Extracted records:
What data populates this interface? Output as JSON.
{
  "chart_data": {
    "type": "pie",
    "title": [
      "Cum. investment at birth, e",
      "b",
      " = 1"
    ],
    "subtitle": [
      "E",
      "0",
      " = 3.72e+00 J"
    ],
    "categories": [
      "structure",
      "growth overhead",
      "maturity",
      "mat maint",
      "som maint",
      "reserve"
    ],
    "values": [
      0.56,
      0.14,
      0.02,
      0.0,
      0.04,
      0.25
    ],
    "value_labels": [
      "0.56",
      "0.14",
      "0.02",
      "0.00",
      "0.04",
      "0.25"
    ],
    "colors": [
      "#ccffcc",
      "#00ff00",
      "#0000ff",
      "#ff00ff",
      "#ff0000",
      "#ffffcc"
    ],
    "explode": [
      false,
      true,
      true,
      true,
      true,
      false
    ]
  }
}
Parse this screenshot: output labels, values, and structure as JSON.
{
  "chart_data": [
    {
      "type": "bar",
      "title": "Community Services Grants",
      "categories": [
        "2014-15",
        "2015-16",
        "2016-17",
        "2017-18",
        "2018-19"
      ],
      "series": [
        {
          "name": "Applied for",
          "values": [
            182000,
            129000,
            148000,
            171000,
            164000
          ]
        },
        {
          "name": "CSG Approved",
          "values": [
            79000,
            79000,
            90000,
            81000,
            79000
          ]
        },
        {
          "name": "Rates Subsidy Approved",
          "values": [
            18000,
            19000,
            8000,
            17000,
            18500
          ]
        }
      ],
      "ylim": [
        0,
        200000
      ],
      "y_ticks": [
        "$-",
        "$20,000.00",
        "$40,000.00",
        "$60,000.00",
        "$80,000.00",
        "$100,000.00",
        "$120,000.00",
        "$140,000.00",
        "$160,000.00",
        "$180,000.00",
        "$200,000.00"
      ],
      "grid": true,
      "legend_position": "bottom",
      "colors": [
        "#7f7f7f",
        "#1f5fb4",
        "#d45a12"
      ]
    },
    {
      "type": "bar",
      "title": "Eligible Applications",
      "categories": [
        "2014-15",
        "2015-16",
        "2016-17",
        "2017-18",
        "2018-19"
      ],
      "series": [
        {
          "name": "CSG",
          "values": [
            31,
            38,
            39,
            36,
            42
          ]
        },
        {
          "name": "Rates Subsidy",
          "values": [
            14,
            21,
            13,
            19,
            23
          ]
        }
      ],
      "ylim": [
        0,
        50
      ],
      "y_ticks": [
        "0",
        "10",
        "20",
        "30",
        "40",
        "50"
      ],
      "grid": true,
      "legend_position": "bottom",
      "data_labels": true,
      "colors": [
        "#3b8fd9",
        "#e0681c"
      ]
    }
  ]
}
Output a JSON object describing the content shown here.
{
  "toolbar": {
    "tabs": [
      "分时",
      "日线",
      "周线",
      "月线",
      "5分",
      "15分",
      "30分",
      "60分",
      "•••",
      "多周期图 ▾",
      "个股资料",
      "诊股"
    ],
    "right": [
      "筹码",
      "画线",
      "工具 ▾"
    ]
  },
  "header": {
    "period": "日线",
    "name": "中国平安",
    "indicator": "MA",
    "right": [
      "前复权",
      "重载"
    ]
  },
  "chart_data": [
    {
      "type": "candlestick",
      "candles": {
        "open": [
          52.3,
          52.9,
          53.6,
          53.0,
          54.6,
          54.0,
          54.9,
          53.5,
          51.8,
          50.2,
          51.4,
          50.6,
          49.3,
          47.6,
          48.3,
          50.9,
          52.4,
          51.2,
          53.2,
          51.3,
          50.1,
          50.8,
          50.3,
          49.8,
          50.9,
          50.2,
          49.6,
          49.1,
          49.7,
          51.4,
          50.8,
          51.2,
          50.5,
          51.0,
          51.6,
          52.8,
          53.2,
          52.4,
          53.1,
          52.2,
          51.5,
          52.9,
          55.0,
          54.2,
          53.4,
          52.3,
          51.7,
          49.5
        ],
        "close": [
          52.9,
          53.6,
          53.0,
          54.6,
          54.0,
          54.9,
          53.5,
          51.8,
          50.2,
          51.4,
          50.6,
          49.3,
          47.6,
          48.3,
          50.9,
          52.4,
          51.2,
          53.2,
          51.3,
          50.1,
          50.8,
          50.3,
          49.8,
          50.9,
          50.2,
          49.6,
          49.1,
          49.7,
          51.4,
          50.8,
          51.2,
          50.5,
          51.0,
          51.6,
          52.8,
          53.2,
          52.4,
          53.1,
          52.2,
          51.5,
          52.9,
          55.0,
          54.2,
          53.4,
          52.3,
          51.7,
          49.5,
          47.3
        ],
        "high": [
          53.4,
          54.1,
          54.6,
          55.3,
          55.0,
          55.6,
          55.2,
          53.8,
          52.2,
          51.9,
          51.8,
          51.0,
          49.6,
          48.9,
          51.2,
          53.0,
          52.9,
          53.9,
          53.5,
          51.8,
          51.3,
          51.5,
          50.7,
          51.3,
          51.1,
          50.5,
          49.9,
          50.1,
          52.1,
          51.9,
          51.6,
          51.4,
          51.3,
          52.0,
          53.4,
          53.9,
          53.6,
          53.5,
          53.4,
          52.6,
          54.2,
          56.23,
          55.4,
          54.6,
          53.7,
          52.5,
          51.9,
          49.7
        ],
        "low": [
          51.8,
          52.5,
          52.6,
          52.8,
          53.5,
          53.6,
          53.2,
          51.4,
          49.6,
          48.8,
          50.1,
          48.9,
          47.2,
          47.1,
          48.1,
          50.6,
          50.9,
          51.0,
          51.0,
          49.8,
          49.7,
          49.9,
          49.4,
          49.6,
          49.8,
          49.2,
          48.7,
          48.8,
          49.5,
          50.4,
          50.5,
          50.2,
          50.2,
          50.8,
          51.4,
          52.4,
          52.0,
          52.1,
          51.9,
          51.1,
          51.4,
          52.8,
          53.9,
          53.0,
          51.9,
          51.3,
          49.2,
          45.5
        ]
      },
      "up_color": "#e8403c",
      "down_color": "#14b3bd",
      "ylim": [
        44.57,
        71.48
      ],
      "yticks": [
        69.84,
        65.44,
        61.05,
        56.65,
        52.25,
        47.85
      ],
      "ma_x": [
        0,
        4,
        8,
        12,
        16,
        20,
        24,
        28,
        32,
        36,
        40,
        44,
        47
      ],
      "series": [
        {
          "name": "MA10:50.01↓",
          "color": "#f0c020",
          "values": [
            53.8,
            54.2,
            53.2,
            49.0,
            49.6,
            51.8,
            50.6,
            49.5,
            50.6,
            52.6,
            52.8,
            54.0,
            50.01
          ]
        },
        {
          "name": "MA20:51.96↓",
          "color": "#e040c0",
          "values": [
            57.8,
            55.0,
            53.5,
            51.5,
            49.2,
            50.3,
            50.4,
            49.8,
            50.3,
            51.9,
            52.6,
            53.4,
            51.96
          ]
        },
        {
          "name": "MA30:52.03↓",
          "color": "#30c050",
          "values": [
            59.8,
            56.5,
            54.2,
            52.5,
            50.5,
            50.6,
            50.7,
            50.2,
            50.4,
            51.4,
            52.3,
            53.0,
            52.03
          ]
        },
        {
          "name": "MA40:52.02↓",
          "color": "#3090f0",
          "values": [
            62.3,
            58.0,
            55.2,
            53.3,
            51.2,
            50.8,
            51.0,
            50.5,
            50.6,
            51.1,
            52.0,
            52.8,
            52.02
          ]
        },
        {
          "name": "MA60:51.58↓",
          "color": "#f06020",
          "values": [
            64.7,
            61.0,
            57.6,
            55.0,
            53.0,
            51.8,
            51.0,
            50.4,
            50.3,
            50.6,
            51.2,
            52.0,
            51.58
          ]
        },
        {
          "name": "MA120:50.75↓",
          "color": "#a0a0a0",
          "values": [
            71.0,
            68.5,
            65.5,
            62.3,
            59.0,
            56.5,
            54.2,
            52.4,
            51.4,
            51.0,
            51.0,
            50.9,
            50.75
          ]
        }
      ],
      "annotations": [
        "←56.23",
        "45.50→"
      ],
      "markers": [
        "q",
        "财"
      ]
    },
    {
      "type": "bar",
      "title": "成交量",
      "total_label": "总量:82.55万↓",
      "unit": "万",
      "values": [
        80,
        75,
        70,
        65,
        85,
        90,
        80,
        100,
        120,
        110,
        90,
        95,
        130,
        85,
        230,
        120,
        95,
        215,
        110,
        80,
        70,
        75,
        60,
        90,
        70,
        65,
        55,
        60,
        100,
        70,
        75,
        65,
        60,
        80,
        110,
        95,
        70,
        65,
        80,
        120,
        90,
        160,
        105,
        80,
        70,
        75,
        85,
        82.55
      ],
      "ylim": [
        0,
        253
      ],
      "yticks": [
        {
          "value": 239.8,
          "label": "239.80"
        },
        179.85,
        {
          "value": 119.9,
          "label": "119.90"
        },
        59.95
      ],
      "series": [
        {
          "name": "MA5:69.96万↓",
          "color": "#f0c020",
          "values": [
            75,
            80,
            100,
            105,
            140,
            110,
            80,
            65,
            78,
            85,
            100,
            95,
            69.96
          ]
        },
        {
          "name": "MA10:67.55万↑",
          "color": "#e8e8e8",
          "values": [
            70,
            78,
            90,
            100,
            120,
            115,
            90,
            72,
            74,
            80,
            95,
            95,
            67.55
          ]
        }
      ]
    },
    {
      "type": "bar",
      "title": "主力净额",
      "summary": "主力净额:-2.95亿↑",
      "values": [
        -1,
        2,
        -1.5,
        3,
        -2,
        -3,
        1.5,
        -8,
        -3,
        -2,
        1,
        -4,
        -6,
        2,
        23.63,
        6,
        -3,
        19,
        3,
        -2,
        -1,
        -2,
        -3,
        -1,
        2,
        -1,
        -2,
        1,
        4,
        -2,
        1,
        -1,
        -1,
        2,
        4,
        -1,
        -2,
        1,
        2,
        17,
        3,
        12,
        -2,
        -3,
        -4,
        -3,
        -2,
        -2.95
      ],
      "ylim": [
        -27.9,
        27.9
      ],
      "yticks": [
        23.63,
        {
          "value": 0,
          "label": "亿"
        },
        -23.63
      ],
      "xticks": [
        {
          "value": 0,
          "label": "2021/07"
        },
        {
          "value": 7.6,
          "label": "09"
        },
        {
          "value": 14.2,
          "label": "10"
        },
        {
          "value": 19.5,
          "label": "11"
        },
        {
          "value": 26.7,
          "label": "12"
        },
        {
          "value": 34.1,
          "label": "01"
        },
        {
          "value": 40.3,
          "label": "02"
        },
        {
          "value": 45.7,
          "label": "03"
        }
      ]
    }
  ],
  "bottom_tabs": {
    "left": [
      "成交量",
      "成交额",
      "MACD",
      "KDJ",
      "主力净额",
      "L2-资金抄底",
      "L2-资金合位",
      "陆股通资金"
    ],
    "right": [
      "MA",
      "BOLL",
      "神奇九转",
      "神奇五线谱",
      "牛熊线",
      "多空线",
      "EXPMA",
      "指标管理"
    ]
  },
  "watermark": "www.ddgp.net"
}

---

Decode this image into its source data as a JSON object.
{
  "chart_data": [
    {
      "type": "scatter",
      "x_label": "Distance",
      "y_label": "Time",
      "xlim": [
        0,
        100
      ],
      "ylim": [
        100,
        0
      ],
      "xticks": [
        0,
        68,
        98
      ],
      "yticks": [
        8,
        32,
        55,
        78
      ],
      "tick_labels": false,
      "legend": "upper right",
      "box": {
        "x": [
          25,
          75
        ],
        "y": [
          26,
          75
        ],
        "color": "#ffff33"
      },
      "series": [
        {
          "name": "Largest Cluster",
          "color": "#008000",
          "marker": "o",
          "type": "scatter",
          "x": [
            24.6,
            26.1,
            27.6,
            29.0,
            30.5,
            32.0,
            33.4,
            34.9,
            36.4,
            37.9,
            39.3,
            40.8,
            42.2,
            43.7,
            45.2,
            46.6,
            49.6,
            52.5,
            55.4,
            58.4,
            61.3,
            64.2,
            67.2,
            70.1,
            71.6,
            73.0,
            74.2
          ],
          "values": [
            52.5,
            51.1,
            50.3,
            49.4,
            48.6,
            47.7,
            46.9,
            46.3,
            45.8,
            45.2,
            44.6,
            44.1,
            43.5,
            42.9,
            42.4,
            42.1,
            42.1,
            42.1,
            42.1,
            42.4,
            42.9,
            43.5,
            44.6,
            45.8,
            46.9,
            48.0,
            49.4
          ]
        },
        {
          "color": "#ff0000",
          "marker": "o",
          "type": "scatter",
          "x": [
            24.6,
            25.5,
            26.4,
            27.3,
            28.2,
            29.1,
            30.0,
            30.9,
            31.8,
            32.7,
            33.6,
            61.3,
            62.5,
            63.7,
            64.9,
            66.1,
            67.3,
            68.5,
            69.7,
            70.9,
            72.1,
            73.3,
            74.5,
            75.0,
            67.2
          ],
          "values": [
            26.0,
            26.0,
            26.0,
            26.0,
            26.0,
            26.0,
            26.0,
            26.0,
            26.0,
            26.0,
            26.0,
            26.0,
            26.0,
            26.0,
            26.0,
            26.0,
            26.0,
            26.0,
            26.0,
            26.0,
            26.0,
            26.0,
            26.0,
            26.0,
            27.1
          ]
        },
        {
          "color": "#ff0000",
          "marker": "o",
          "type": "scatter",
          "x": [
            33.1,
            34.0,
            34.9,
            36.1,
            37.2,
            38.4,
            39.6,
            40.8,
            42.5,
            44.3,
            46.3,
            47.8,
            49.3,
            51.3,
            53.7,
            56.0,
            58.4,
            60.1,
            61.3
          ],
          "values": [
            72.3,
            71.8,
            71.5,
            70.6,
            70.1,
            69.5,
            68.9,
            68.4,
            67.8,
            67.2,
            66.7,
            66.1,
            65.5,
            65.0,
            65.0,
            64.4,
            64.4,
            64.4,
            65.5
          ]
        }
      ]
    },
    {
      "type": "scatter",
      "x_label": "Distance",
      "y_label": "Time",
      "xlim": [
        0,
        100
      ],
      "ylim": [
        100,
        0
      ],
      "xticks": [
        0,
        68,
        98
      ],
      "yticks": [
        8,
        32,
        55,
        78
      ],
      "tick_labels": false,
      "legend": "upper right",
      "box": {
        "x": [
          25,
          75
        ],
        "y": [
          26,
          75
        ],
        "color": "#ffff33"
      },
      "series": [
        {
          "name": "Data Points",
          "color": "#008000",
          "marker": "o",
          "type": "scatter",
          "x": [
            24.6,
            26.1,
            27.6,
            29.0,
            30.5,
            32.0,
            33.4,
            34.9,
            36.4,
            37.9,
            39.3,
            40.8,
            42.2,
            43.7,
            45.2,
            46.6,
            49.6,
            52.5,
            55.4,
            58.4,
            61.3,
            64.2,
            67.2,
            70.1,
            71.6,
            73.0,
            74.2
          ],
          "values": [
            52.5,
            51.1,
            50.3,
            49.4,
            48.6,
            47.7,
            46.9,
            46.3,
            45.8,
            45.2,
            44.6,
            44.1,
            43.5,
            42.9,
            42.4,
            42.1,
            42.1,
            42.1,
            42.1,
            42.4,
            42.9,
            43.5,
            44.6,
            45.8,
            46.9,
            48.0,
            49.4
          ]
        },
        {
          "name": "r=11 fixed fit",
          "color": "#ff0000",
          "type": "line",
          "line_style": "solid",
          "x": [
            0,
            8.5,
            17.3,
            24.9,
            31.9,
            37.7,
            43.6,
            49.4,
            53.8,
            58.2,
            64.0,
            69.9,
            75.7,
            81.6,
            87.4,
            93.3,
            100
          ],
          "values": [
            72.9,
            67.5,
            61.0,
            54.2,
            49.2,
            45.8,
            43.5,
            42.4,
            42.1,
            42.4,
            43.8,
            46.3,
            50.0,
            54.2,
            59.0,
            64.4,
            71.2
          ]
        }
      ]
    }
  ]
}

(DIRECTIVE): Establish how many lines of the records contain the string "structure" and state that number without elaboration.

(EXERCISE OUTPUT): 2